(Structured figure records)

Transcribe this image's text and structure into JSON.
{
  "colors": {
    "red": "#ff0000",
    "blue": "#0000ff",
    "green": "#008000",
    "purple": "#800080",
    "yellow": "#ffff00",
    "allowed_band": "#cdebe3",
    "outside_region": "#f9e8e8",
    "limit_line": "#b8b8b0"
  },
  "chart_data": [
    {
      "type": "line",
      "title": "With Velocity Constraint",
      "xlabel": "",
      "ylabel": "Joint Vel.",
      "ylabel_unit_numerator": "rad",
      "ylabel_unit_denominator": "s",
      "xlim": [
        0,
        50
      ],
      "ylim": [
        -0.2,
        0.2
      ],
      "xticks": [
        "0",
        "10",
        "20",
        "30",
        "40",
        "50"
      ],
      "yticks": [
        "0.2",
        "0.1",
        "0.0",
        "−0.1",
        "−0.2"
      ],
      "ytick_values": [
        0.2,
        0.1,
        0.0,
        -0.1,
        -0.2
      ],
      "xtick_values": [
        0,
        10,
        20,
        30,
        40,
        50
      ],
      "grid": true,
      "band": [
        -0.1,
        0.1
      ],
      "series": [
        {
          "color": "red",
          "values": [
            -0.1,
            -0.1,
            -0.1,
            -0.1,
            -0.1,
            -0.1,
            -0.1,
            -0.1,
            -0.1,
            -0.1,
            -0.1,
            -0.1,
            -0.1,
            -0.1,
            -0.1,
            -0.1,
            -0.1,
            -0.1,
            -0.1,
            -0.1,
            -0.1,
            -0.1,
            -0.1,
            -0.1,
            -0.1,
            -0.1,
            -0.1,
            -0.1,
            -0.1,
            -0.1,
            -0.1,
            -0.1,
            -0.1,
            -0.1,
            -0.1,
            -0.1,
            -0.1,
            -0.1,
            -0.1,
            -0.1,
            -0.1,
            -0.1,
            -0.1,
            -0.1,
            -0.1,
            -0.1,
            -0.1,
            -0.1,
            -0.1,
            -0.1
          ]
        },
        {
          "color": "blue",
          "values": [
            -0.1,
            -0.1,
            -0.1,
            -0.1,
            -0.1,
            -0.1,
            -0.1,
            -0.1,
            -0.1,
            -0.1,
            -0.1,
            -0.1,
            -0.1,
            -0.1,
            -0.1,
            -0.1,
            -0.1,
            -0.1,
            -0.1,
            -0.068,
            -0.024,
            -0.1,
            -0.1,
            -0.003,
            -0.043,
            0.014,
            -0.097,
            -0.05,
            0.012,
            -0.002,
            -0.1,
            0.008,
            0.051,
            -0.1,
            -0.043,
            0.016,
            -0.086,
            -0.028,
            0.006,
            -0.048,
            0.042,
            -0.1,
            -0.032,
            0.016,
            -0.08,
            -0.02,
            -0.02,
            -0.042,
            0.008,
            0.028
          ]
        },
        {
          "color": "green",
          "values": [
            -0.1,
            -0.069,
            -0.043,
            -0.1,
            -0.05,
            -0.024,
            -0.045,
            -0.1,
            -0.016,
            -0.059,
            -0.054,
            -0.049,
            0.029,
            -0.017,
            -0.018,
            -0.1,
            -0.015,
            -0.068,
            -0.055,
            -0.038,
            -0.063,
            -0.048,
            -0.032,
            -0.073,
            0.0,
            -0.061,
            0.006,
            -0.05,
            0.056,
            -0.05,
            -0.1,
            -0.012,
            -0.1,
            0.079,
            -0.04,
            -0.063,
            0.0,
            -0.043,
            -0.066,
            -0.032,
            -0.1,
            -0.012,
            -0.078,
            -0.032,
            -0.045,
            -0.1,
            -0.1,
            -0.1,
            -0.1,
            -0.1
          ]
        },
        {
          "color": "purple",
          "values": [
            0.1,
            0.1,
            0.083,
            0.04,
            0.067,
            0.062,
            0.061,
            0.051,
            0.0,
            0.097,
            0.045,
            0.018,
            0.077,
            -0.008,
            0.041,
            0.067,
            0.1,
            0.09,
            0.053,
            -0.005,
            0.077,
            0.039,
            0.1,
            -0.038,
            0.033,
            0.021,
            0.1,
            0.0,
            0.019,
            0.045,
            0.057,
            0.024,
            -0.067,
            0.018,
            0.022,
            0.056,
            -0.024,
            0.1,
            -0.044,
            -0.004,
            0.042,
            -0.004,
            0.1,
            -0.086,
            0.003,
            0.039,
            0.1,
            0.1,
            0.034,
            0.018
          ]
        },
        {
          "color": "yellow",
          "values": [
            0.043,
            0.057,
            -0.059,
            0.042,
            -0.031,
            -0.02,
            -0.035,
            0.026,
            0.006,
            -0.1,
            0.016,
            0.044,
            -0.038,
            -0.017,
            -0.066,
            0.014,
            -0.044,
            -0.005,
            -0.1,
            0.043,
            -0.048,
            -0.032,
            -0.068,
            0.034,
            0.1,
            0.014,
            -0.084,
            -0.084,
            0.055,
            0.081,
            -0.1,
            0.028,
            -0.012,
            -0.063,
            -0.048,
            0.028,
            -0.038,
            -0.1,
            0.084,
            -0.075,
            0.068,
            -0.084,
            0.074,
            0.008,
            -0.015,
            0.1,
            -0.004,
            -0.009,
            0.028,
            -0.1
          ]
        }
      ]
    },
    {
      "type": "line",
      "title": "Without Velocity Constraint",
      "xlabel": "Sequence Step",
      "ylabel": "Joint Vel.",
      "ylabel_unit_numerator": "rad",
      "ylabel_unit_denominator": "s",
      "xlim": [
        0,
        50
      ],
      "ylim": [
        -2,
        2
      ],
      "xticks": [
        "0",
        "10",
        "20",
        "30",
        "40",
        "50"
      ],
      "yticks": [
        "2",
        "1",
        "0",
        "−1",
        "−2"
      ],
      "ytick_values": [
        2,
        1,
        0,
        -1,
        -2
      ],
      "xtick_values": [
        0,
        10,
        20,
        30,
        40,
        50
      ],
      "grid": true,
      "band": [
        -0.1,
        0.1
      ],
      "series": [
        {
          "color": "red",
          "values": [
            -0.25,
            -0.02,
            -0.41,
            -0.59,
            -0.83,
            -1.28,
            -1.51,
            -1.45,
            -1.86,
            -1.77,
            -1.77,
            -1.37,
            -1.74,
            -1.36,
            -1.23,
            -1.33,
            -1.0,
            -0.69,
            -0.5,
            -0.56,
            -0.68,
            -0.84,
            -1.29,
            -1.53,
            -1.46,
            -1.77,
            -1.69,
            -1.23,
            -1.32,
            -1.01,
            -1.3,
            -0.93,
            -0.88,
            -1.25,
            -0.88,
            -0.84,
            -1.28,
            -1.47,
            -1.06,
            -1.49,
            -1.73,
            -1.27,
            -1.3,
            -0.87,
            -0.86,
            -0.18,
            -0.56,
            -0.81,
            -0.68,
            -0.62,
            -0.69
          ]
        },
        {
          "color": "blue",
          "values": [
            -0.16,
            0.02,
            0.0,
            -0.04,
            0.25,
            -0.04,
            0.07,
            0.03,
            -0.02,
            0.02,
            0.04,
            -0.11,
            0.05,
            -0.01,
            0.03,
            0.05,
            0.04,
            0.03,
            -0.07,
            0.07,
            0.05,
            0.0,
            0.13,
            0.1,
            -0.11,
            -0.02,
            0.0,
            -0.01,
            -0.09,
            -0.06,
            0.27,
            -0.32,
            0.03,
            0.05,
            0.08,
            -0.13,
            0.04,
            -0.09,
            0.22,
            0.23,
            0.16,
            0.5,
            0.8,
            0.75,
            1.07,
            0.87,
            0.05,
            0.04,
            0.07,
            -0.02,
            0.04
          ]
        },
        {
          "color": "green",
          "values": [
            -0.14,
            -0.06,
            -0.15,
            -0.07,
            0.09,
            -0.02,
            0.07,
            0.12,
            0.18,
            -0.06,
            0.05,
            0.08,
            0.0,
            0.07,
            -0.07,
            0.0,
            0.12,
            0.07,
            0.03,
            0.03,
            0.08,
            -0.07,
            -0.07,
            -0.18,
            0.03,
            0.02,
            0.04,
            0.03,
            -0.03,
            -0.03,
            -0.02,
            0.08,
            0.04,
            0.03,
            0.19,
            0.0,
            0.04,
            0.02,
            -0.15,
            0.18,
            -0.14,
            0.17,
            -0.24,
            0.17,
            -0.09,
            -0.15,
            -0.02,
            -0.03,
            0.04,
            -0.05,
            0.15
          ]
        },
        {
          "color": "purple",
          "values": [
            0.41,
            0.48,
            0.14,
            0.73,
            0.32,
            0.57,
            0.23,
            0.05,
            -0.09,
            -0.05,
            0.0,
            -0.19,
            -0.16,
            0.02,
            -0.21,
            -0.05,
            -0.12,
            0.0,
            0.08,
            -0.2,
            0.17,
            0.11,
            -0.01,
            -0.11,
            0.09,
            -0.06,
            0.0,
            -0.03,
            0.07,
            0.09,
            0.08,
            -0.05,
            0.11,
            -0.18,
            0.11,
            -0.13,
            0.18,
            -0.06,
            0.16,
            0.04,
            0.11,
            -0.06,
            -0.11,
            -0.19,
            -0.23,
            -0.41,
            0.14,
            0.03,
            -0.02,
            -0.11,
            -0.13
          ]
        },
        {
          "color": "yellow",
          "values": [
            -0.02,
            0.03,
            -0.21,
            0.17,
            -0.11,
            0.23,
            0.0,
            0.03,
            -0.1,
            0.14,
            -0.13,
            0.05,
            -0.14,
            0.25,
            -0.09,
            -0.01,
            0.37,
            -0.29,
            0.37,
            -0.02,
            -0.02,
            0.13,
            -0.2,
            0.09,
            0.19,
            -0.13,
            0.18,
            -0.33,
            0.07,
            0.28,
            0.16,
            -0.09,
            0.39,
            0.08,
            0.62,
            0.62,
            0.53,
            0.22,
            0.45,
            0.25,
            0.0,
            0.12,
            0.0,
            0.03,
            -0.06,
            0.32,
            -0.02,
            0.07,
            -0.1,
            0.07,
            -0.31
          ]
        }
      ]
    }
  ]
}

#### [TO BE DONE]
Locate the string "Constraint" in the listing above and copy every line where it occurs.

#### [RESPONSE TO THE TASK]
      "title": "With Velocity Constraint",
      "title": "Without Velocity Constraint",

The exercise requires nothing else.